The task
The pictures in the data below are to be omitted; all else must be duplicated exactly.

Provided entries
========

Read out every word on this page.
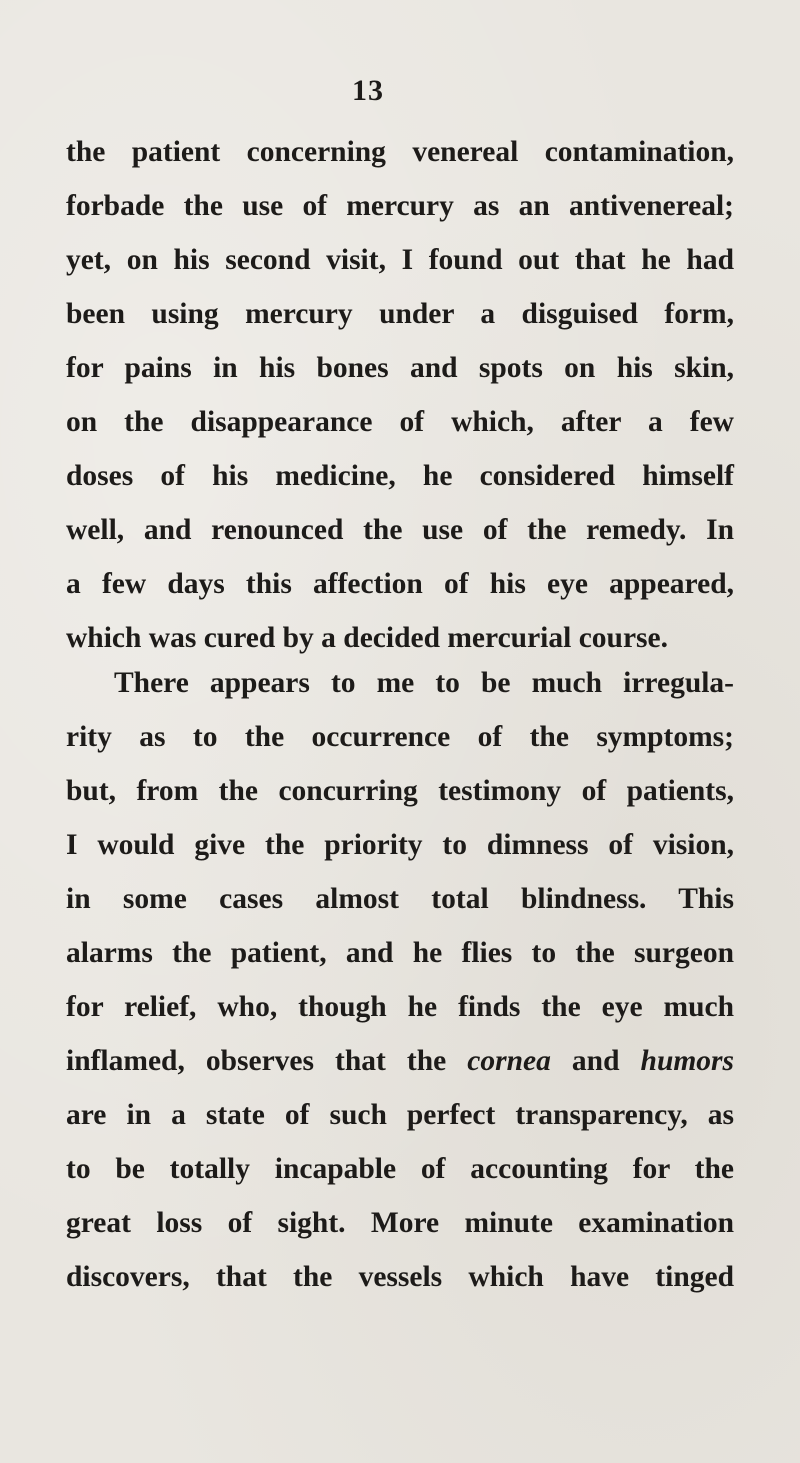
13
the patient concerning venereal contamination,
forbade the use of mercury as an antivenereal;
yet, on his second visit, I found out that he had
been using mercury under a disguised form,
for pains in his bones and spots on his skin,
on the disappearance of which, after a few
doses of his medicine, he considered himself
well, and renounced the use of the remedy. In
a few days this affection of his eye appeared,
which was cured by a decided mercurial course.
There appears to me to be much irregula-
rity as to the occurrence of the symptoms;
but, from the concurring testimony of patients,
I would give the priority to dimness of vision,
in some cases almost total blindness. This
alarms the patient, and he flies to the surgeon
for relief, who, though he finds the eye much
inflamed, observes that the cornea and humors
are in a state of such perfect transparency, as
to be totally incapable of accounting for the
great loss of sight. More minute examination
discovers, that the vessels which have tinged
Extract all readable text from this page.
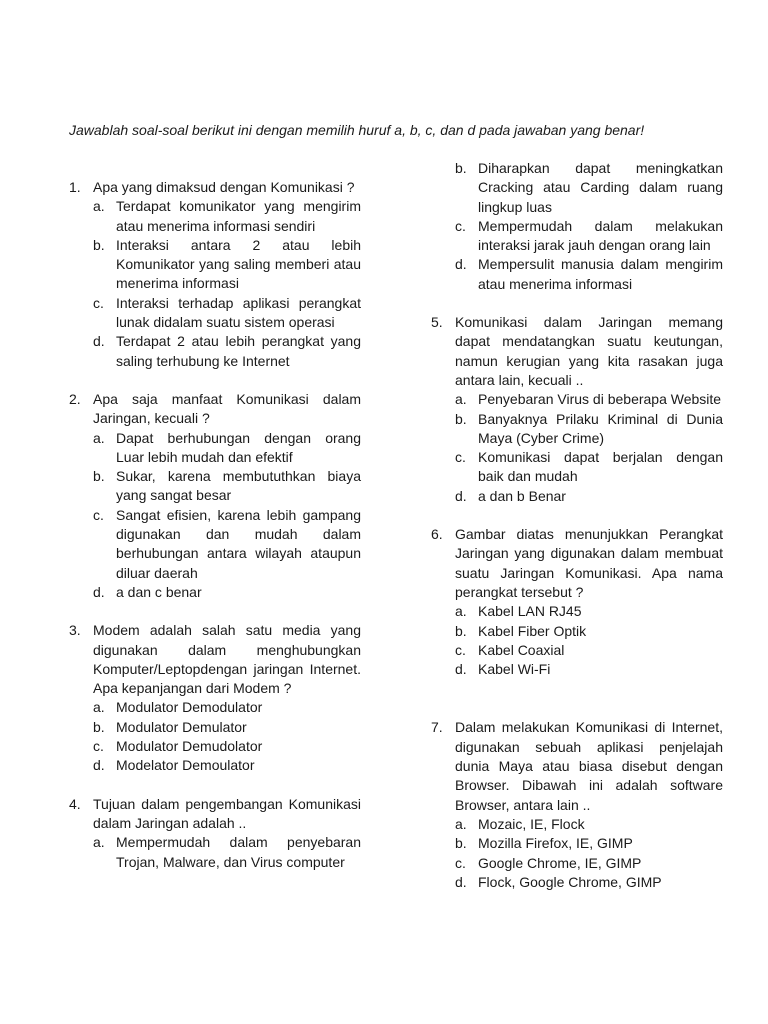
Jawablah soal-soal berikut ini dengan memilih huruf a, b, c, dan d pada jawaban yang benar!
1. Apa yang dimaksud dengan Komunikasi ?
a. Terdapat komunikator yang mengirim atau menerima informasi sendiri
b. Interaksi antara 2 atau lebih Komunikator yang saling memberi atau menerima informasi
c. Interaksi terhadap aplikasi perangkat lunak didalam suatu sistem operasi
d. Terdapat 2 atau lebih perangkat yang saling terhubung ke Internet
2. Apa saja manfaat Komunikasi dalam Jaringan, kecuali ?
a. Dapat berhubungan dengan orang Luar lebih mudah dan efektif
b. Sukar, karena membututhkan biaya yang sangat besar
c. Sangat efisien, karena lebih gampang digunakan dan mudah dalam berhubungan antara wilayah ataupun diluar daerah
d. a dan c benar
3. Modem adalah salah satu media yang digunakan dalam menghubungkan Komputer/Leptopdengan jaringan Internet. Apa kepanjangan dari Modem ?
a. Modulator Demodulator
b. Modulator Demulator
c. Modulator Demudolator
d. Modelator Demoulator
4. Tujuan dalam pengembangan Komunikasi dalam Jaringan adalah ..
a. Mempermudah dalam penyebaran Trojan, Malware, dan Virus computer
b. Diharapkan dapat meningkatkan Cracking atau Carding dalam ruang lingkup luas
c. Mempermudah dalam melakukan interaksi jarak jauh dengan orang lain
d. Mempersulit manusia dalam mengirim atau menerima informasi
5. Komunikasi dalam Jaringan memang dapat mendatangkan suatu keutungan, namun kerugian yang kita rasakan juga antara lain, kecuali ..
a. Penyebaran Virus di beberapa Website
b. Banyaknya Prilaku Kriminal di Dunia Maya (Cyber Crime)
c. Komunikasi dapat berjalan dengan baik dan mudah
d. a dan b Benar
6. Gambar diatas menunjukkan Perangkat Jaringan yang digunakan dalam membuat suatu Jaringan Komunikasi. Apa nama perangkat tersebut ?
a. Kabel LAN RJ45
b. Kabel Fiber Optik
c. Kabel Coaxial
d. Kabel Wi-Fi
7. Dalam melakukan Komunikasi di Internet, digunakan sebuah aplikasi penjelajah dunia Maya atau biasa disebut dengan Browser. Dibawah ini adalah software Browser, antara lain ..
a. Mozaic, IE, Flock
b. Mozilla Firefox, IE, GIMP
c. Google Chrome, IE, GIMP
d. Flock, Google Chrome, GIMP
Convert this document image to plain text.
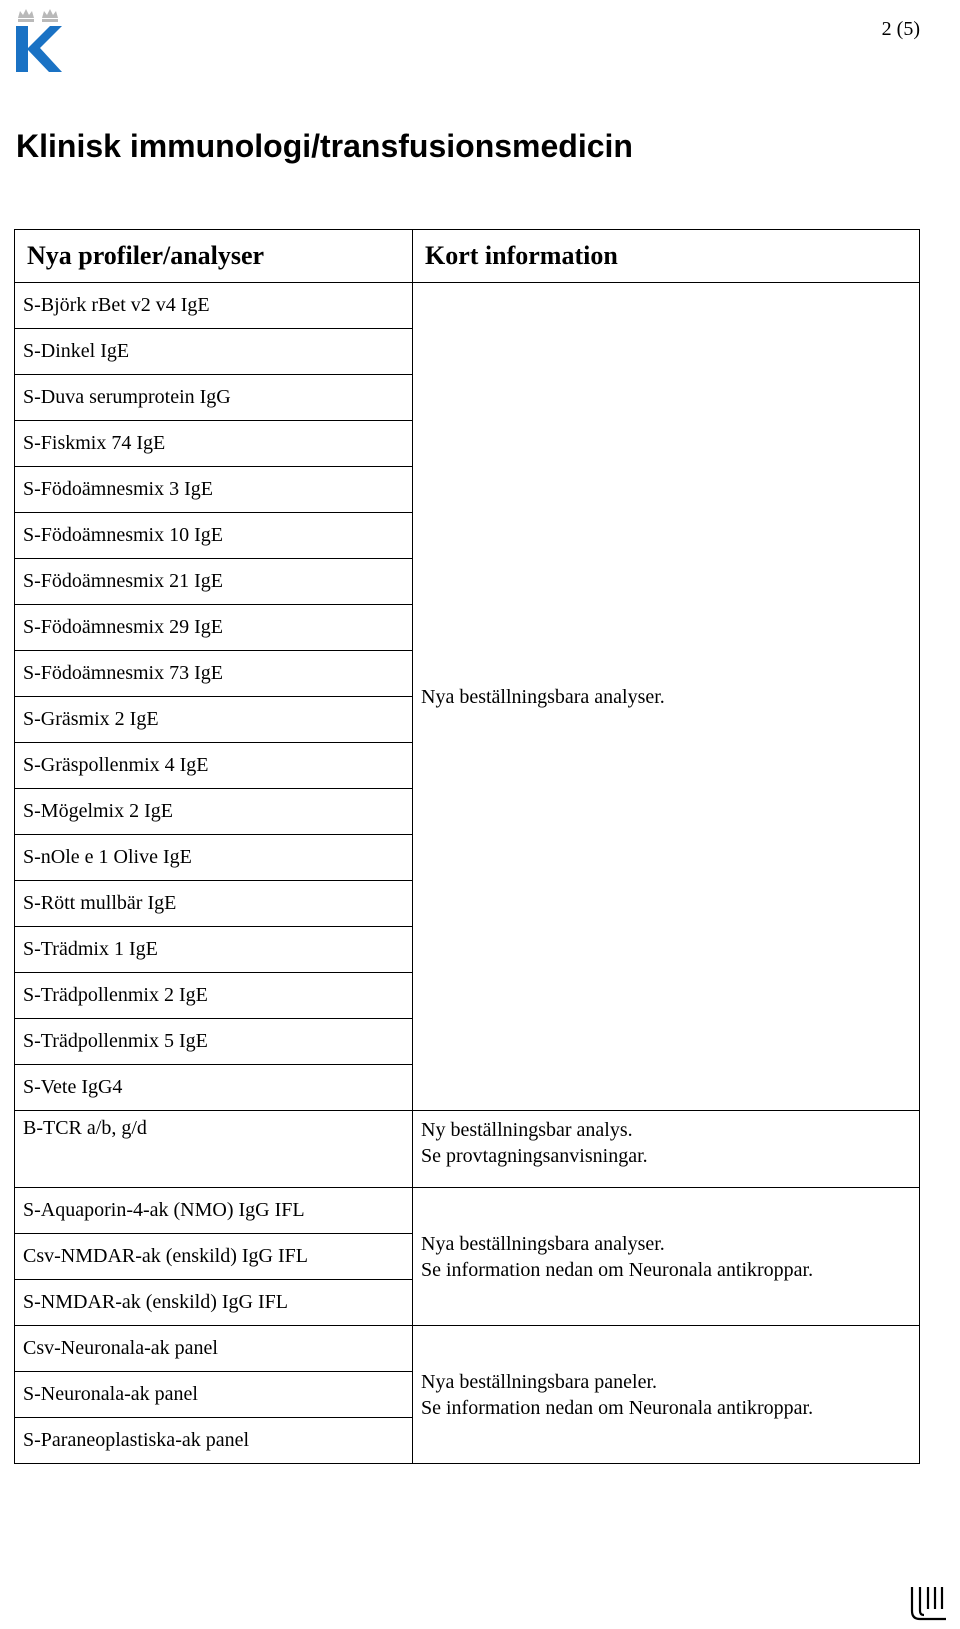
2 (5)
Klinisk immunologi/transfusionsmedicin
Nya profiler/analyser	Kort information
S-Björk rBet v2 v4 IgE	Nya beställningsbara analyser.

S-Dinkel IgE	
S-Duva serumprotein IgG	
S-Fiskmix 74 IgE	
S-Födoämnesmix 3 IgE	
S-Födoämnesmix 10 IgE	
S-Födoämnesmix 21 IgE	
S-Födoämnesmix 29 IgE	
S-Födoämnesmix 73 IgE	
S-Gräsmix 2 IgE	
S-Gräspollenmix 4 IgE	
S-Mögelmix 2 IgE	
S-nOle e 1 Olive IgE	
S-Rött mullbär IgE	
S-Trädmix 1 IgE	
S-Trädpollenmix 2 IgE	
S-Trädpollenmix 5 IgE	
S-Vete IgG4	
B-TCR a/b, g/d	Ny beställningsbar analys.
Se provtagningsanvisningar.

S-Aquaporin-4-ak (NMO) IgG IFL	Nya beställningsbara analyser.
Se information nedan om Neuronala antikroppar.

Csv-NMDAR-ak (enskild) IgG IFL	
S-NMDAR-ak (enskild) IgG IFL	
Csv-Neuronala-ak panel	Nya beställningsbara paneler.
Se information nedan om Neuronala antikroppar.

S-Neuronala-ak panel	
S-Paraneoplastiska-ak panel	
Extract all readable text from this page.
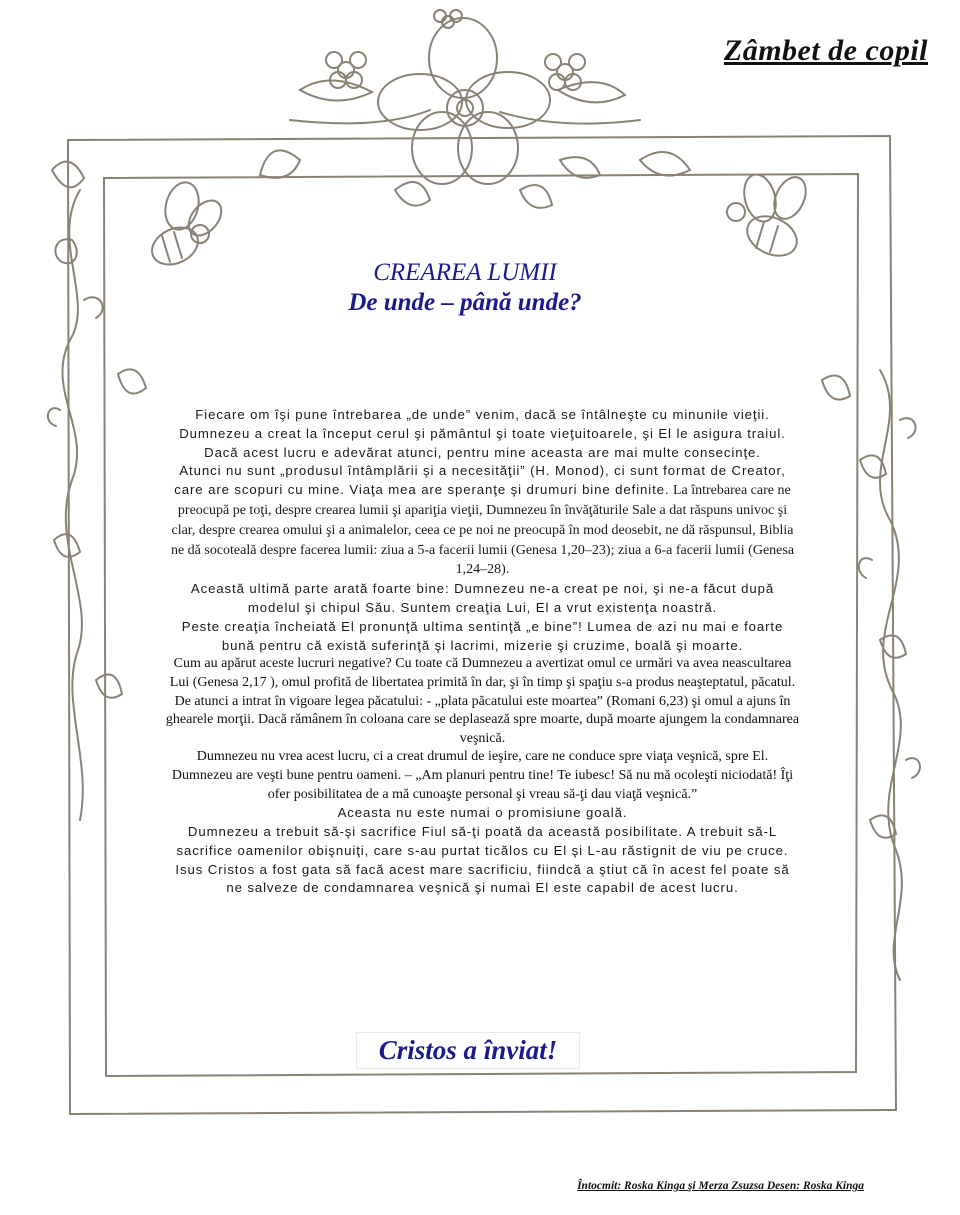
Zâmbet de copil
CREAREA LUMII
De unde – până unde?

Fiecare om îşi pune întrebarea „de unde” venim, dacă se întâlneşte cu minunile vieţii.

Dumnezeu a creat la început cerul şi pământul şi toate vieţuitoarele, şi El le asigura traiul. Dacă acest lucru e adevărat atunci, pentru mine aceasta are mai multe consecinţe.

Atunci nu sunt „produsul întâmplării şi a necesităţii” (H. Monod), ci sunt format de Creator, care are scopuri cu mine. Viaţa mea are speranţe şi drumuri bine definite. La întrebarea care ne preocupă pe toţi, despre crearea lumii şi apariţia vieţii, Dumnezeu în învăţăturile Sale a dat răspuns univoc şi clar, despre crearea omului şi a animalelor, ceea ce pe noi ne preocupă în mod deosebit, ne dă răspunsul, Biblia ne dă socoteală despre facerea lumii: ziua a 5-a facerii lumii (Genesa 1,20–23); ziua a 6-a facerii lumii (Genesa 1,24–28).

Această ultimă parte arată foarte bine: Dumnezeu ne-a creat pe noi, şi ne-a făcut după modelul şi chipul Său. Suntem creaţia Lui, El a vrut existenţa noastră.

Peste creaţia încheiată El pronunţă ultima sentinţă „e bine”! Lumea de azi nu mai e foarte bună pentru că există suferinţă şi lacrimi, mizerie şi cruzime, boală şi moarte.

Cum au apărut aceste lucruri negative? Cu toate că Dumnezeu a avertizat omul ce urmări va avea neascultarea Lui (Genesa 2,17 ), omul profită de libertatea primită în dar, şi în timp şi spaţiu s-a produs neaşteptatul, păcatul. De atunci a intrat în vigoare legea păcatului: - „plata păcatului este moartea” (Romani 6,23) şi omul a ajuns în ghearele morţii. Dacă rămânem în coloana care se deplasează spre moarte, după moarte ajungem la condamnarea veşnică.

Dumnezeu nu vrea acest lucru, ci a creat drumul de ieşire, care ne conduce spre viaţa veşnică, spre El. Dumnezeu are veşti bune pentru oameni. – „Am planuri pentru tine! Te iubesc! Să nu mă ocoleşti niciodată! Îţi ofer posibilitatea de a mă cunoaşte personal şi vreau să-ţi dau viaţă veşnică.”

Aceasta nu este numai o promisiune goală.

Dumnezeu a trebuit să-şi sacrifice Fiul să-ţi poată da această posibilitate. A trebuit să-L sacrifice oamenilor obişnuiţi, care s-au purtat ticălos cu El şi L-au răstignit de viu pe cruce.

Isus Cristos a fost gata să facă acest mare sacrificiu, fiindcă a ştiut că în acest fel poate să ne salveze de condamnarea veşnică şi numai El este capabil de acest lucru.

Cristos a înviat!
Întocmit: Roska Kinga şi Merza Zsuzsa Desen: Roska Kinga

========

Task answer
Read out every word on this page.
13
the patient concerning venereal contamination,
forbade the use of mercury as an antivenereal;
yet, on his second visit, I found out that he had
been using mercury under a disguised form,
for pains in his bones and spots on his skin,
on the disappearance of which, after a few
doses of his medicine, he considered himself
well, and renounced the use of the remedy. In
a few days this affection of his eye appeared,
which was cured by a decided mercurial course.
There appears to me to be much irregula-
rity as to the occurrence of the symptoms;
but, from the concurring testimony of patients,
I would give the priority to dimness of vision,
in some cases almost total blindness. This
alarms the patient, and he flies to the surgeon
for relief, who, though he finds the eye much
inflamed, observes that the cornea and humors
are in a state of such perfect transparency, as
to be totally incapable of accounting for the
great loss of sight. More minute examination
discovers, that the vessels which have tinged
Extract all readable text from this page.
Jawablah soal-soal berikut ini dengan memilih huruf a, b, c, dan d pada jawaban yang benar!
1. Apa yang dimaksud dengan Komunikasi ?
a. Terdapat komunikator yang mengirim atau menerima informasi sendiri
b. Interaksi antara 2 atau lebih Komunikator yang saling memberi atau menerima informasi
c. Interaksi terhadap aplikasi perangkat lunak didalam suatu sistem operasi
d. Terdapat 2 atau lebih perangkat yang saling terhubung ke Internet
2. Apa saja manfaat Komunikasi dalam Jaringan, kecuali ?
a. Dapat berhubungan dengan orang Luar lebih mudah dan efektif
b. Sukar, karena membututhkan biaya yang sangat besar
c. Sangat efisien, karena lebih gampang digunakan dan mudah dalam berhubungan antara wilayah ataupun diluar daerah
d. a dan c benar
3. Modem adalah salah satu media yang digunakan dalam menghubungkan Komputer/Leptopdengan jaringan Internet. Apa kepanjangan dari Modem ?
a. Modulator Demodulator
b. Modulator Demulator
c. Modulator Demudolator
d. Modelator Demoulator
4. Tujuan dalam pengembangan Komunikasi dalam Jaringan adalah ..
a. Mempermudah dalam penyebaran Trojan, Malware, dan Virus computer
b. Diharapkan dapat meningkatkan Cracking atau Carding dalam ruang lingkup luas
c. Mempermudah dalam melakukan interaksi jarak jauh dengan orang lain
d. Mempersulit manusia dalam mengirim atau menerima informasi
5. Komunikasi dalam Jaringan memang dapat mendatangkan suatu keutungan, namun kerugian yang kita rasakan juga antara lain, kecuali ..
a. Penyebaran Virus di beberapa Website
b. Banyaknya Prilaku Kriminal di Dunia Maya (Cyber Crime)
c. Komunikasi dapat berjalan dengan baik dan mudah
d. a dan b Benar
6. Gambar diatas menunjukkan Perangkat Jaringan yang digunakan dalam membuat suatu Jaringan Komunikasi. Apa nama perangkat tersebut ?
a. Kabel LAN RJ45
b. Kabel Fiber Optik
c. Kabel Coaxial
d. Kabel Wi-Fi
7. Dalam melakukan Komunikasi di Internet, digunakan sebuah aplikasi penjelajah dunia Maya atau biasa disebut dengan Browser. Dibawah ini adalah software Browser, antara lain ..
a. Mozaic, IE, Flock
b. Mozilla Firefox, IE, GIMP
c. Google Chrome, IE, GIMP
d. Flock, Google Chrome, GIMP
Convert this document image to plain text.
2 (5)
Klinisk immunologi/transfusionsmedicin
Nya profiler/analyser	Kort information
S-Björk rBet v2 v4 IgE	Nya beställningsbara analyser.

S-Dinkel IgE	
S-Duva serumprotein IgG	
S-Fiskmix 74 IgE	
S-Födoämnesmix 3 IgE	
S-Födoämnesmix 10 IgE	
S-Födoämnesmix 21 IgE	
S-Födoämnesmix 29 IgE	
S-Födoämnesmix 73 IgE	
S-Gräsmix 2 IgE	
S-Gräspollenmix 4 IgE	
S-Mögelmix 2 IgE	
S-nOle e 1 Olive IgE	
S-Rött mullbär IgE	
S-Trädmix 1 IgE	
S-Trädpollenmix 2 IgE	
S-Trädpollenmix 5 IgE	
S-Vete IgG4	
B-TCR a/b, g/d	Ny beställningsbar analys.
Se provtagningsanvisningar.

S-Aquaporin-4-ak (NMO) IgG IFL	Nya beställningsbara analyser.
Se information nedan om Neuronala antikroppar.

Csv-NMDAR-ak (enskild) IgG IFL	
S-NMDAR-ak (enskild) IgG IFL	
Csv-Neuronala-ak panel	Nya beställningsbara paneler.
Se information nedan om Neuronala antikroppar.

S-Neuronala-ak panel	
S-Paraneoplastiska-ak panel	
Extract all readable text from this page.
Zâmbet de copil
CREAREA LUMII
De unde – până unde?

Fiecare om îşi pune întrebarea „de unde” venim, dacă se întâlneşte cu minunile vieţii.

Dumnezeu a creat la început cerul şi pământul şi toate vieţuitoarele, şi El le asigura traiul. Dacă acest lucru e adevărat atunci, pentru mine aceasta are mai multe consecinţe.

Atunci nu sunt „produsul întâmplării şi a necesităţii” (H. Monod), ci sunt format de Creator, care are scopuri cu mine. Viaţa mea are speranţe şi drumuri bine definite. La întrebarea care ne preocupă pe toţi, despre crearea lumii şi apariţia vieţii, Dumnezeu în învăţăturile Sale a dat răspuns univoc şi clar, despre crearea omului şi a animalelor, ceea ce pe noi ne preocupă în mod deosebit, ne dă răspunsul, Biblia ne dă socoteală despre facerea lumii: ziua a 5-a facerii lumii (Genesa 1,20–23); ziua a 6-a facerii lumii (Genesa 1,24–28).

Această ultimă parte arată foarte bine: Dumnezeu ne-a creat pe noi, şi ne-a făcut după modelul şi chipul Său. Suntem creaţia Lui, El a vrut existenţa noastră.

Peste creaţia încheiată El pronunţă ultima sentinţă „e bine”! Lumea de azi nu mai e foarte bună pentru că există suferinţă şi lacrimi, mizerie şi cruzime, boală şi moarte.

Cum au apărut aceste lucruri negative? Cu toate că Dumnezeu a avertizat omul ce urmări va avea neascultarea Lui (Genesa 2,17 ), omul profită de libertatea primită în dar, şi în timp şi spaţiu s-a produs neaşteptatul, păcatul. De atunci a intrat în vigoare legea păcatului: - „plata păcatului este moartea” (Romani 6,23) şi omul a ajuns în ghearele morţii. Dacă rămânem în coloana care se deplasează spre moarte, după moarte ajungem la condamnarea veşnică.

Dumnezeu nu vrea acest lucru, ci a creat drumul de ieşire, care ne conduce spre viaţa veşnică, spre El. Dumnezeu are veşti bune pentru oameni. – „Am planuri pentru tine! Te iubesc! Să nu mă ocoleşti niciodată! Îţi ofer posibilitatea de a mă cunoaşte personal şi vreau să-ţi dau viaţă veşnică.”

Aceasta nu este numai o promisiune goală.

Dumnezeu a trebuit să-şi sacrifice Fiul să-ţi poată da această posibilitate. A trebuit să-L sacrifice oamenilor obişnuiţi, care s-au purtat ticălos cu El şi L-au răstignit de viu pe cruce.

Isus Cristos a fost gata să facă acest mare sacrificiu, fiindcă a ştiut că în acest fel poate să ne salveze de condamnarea veşnică şi numai El este capabil de acest lucru.

Cristos a înviat!
Întocmit: Roska Kinga şi Merza Zsuzsa Desen: Roska Kinga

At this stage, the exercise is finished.